»»
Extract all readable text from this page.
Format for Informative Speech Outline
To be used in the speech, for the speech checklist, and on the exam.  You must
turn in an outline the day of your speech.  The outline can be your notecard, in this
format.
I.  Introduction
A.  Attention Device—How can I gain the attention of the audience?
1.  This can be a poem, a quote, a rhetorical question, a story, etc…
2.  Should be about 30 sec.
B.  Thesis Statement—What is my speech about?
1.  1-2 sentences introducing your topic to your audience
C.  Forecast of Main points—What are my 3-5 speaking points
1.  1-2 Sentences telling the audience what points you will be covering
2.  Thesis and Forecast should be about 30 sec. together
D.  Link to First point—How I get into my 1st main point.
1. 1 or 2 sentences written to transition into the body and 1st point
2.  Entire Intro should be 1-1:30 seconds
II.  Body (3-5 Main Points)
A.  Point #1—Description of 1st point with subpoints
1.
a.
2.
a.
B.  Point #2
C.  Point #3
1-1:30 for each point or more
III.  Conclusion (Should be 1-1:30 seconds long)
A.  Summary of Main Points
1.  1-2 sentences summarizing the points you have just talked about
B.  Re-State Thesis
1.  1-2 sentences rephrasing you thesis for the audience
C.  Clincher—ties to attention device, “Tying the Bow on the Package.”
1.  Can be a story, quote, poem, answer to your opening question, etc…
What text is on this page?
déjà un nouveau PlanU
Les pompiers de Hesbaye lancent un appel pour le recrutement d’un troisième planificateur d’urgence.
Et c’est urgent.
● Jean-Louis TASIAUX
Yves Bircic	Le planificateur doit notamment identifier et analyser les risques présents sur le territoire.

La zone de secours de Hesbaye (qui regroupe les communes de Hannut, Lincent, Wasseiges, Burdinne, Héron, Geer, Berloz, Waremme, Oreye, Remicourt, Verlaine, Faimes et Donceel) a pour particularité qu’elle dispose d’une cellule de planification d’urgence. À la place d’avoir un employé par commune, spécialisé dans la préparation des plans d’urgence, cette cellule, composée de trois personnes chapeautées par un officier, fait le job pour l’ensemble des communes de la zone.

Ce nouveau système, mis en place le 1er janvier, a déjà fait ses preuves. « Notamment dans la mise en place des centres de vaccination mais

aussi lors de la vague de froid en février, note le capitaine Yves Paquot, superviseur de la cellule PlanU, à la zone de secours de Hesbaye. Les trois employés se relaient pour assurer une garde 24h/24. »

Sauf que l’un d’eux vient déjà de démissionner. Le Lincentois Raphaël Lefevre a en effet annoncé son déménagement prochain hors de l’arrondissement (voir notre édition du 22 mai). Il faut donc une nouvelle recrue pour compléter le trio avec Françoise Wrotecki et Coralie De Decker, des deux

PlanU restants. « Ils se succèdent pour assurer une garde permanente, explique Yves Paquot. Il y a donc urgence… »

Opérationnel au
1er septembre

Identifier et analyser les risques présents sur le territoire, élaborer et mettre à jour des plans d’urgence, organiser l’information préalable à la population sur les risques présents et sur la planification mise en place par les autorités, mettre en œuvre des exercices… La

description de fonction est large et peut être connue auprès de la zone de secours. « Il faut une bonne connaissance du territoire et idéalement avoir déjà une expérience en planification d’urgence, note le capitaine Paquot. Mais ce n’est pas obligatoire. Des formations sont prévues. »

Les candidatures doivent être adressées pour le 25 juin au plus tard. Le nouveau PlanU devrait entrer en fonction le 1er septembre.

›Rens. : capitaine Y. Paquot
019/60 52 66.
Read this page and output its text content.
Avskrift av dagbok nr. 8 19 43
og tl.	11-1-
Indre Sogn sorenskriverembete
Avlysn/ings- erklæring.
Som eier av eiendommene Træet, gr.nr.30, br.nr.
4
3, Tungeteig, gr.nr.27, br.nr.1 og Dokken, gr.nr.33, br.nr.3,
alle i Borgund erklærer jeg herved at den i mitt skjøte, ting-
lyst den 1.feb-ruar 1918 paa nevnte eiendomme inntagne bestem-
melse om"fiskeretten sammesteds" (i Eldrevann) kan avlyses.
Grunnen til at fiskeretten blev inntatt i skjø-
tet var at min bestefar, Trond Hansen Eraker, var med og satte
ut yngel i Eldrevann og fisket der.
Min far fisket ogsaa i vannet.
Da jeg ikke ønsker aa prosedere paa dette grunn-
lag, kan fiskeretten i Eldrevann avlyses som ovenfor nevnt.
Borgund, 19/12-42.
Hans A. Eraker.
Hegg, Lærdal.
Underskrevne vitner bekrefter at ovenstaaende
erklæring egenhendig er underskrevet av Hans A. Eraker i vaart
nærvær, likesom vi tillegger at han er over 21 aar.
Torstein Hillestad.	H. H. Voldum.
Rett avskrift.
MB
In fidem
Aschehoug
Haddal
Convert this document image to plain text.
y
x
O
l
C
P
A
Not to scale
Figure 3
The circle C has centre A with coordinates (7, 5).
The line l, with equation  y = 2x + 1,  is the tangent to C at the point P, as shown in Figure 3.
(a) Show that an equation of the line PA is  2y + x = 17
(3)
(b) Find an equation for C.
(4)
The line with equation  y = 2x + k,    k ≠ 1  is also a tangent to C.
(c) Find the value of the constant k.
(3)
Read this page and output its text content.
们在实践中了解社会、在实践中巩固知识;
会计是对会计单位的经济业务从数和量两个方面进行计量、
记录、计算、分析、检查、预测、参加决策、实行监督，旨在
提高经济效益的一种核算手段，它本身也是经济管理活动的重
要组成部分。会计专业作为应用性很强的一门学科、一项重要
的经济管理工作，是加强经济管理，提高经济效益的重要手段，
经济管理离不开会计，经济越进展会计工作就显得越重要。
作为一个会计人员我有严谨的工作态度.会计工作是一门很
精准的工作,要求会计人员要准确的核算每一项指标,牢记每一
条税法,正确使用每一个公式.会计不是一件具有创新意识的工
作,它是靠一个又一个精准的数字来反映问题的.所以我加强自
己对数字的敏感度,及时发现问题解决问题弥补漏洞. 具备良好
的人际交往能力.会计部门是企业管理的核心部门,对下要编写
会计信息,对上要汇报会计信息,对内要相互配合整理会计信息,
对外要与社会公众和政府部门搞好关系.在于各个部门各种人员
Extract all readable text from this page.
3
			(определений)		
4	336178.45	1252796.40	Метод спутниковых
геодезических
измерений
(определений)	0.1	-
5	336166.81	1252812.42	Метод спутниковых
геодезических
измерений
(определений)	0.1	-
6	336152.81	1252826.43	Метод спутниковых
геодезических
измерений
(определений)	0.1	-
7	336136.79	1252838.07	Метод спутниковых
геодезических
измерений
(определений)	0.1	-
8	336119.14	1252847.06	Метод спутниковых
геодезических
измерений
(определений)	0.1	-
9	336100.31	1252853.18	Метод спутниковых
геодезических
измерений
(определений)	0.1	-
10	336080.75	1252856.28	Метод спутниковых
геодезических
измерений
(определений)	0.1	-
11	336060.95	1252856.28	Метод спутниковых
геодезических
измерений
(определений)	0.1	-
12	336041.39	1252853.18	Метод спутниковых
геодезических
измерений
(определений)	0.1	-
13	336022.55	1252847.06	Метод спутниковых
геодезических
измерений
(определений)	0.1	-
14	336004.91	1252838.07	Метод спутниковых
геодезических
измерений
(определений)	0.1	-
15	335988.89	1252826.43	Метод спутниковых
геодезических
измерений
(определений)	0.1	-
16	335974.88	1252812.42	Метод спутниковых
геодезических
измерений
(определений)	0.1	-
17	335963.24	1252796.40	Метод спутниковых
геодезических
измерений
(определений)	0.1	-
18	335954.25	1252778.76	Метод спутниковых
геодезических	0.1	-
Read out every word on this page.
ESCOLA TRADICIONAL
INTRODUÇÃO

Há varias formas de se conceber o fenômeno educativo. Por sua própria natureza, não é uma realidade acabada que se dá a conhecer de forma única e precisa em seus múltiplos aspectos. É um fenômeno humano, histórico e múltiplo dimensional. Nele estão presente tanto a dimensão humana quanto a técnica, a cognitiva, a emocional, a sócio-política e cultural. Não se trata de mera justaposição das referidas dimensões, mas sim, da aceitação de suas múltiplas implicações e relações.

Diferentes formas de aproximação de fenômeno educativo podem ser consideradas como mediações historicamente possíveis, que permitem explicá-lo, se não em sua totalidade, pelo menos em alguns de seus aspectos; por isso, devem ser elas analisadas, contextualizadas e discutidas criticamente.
««
REQUIREMENT: Search the data above for the word "garde", then gather each line in which it appears.

ANSWER IN FULL:
aussi lors de la vague de froid en février, note le capitaine Yves Paquot, superviseur de la cellule PlanU, à la zone de secours de Hesbaye. Les trois employés se relaient pour assurer une garde 24h/24. »
PlanU restants. « Ils se succèdent pour assurer une garde permanente, explique Yves Paquot. Il y a donc urgence… »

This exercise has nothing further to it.